Material to process
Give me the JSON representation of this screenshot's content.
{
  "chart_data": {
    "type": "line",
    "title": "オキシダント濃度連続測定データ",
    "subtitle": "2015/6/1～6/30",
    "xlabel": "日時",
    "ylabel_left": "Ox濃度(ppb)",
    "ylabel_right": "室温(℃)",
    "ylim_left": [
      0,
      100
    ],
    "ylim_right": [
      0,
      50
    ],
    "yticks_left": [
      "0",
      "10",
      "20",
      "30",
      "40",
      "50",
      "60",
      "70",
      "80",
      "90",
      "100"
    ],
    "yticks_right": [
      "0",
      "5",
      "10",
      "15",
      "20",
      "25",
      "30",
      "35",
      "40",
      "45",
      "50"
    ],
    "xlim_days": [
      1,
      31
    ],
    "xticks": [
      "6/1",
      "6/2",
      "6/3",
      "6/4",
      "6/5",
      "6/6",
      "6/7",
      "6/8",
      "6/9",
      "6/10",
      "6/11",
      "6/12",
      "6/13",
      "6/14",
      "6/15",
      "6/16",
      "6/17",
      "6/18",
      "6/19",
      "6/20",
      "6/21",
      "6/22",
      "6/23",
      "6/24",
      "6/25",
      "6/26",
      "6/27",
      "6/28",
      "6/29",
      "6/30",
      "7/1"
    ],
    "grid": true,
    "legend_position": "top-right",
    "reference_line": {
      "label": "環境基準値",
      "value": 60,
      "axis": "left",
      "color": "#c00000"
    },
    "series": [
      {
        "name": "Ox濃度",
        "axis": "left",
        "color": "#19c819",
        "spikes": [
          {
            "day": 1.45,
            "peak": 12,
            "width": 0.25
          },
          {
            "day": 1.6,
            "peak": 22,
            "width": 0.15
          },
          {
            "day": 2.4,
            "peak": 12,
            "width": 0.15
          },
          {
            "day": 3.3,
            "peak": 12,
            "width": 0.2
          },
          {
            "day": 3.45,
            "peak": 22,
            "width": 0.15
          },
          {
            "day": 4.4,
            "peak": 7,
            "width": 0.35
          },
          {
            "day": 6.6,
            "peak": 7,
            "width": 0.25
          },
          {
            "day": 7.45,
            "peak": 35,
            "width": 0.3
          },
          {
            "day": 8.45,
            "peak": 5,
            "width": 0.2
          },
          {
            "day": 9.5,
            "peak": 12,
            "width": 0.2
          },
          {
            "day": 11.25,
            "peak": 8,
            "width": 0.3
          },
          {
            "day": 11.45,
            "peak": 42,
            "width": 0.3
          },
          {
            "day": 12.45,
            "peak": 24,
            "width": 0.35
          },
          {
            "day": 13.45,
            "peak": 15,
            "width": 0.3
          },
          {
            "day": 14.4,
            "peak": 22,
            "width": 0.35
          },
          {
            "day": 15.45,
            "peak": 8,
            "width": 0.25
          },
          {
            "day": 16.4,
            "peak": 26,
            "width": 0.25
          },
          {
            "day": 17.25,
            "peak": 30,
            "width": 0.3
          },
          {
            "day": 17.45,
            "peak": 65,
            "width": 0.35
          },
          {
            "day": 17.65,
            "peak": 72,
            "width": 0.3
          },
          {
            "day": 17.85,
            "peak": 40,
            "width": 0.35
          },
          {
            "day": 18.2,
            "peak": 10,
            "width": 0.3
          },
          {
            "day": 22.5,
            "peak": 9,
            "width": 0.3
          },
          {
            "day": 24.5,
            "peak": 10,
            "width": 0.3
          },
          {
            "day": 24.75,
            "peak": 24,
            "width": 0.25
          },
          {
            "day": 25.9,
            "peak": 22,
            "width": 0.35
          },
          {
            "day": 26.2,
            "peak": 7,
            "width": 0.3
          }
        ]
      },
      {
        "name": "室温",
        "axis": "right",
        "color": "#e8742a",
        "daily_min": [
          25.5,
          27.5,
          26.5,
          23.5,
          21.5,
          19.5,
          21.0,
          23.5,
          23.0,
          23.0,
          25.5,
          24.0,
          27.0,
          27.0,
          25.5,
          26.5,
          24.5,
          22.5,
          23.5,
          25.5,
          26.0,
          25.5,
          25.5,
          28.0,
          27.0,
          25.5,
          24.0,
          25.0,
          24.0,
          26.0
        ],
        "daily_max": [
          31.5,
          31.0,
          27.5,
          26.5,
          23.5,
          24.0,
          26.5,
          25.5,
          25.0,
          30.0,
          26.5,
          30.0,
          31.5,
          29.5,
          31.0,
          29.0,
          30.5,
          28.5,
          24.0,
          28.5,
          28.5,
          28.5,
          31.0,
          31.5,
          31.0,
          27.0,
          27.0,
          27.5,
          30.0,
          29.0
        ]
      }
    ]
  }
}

Instructions for the task
Word for word, restate all of the data shown above.

Output for this exercise
Give me the JSON representation of this screenshot's content.
{
  "chart_data": {
    "type": "line",
    "title": "オキシダント濃度連続測定データ",
    "subtitle": "2015/6/1～6/30",
    "xlabel": "日時",
    "ylabel_left": "Ox濃度(ppb)",
    "ylabel_right": "室温(℃)",
    "ylim_left": [
      0,
      100
    ],
    "ylim_right": [
      0,
      50
    ],
    "yticks_left": [
      "0",
      "10",
      "20",
      "30",
      "40",
      "50",
      "60",
      "70",
      "80",
      "90",
      "100"
    ],
    "yticks_right": [
      "0",
      "5",
      "10",
      "15",
      "20",
      "25",
      "30",
      "35",
      "40",
      "45",
      "50"
    ],
    "xlim_days": [
      1,
      31
    ],
    "xticks": [
      "6/1",
      "6/2",
      "6/3",
      "6/4",
      "6/5",
      "6/6",
      "6/7",
      "6/8",
      "6/9",
      "6/10",
      "6/11",
      "6/12",
      "6/13",
      "6/14",
      "6/15",
      "6/16",
      "6/17",
      "6/18",
      "6/19",
      "6/20",
      "6/21",
      "6/22",
      "6/23",
      "6/24",
      "6/25",
      "6/26",
      "6/27",
      "6/28",
      "6/29",
      "6/30",
      "7/1"
    ],
    "grid": true,
    "legend_position": "top-right",
    "reference_line": {
      "label": "環境基準値",
      "value": 60,
      "axis": "left",
      "color": "#c00000"
    },
    "series": [
      {
        "name": "Ox濃度",
        "axis": "left",
        "color": "#19c819",
        "spikes": [
          {
            "day": 1.45,
            "peak": 12,
            "width": 0.25
          },
          {
            "day": 1.6,
            "peak": 22,
            "width": 0.15
          },
          {
            "day": 2.4,
            "peak": 12,
            "width": 0.15
          },
          {
            "day": 3.3,
            "peak": 12,
            "width": 0.2
          },
          {
            "day": 3.45,
            "peak": 22,
            "width": 0.15
          },
          {
            "day": 4.4,
            "peak": 7,
            "width": 0.35
          },
          {
            "day": 6.6,
            "peak": 7,
            "width": 0.25
          },
          {
            "day": 7.45,
            "peak": 35,
            "width": 0.3
          },
          {
            "day": 8.45,
            "peak": 5,
            "width": 0.2
          },
          {
            "day": 9.5,
            "peak": 12,
            "width": 0.2
          },
          {
            "day": 11.25,
            "peak": 8,
            "width": 0.3
          },
          {
            "day": 11.45,
            "peak": 42,
            "width": 0.3
          },
          {
            "day": 12.45,
            "peak": 24,
            "width": 0.35
          },
          {
            "day": 13.45,
            "peak": 15,
            "width": 0.3
          },
          {
            "day": 14.4,
            "peak": 22,
            "width": 0.35
          },
          {
            "day": 15.45,
            "peak": 8,
            "width": 0.25
          },
          {
            "day": 16.4,
            "peak": 26,
            "width": 0.25
          },
          {
            "day": 17.25,
            "peak": 30,
            "width": 0.3
          },
          {
            "day": 17.45,
            "peak": 65,
            "width": 0.35
          },
          {
            "day": 17.65,
            "peak": 72,
            "width": 0.3
          },
          {
            "day": 17.85,
            "peak": 40,
            "width": 0.35
          },
          {
            "day": 18.2,
            "peak": 10,
            "width": 0.3
          },
          {
            "day": 22.5,
            "peak": 9,
            "width": 0.3
          },
          {
            "day": 24.5,
            "peak": 10,
            "width": 0.3
          },
          {
            "day": 24.75,
            "peak": 24,
            "width": 0.25
          },
          {
            "day": 25.9,
            "peak": 22,
            "width": 0.35
          },
          {
            "day": 26.2,
            "peak": 7,
            "width": 0.3
          }
        ]
      },
      {
        "name": "室温",
        "axis": "right",
        "color": "#e8742a",
        "daily_min": [
          25.5,
          27.5,
          26.5,
          23.5,
          21.5,
          19.5,
          21.0,
          23.5,
          23.0,
          23.0,
          25.5,
          24.0,
          27.0,
          27.0,
          25.5,
          26.5,
          24.5,
          22.5,
          23.5,
          25.5,
          26.0,
          25.5,
          25.5,
          28.0,
          27.0,
          25.5,
          24.0,
          25.0,
          24.0,
          26.0
        ],
        "daily_max": [
          31.5,
          31.0,
          27.5,
          26.5,
          23.5,
          24.0,
          26.5,
          25.5,
          25.0,
          30.0,
          26.5,
          30.0,
          31.5,
          29.5,
          31.0,
          29.0,
          30.5,
          28.5,
          24.0,
          28.5,
          28.5,
          28.5,
          31.0,
          31.5,
          31.0,
          27.0,
          27.0,
          27.5,
          30.0,
          29.0
        ]
      }
    ]
  }
}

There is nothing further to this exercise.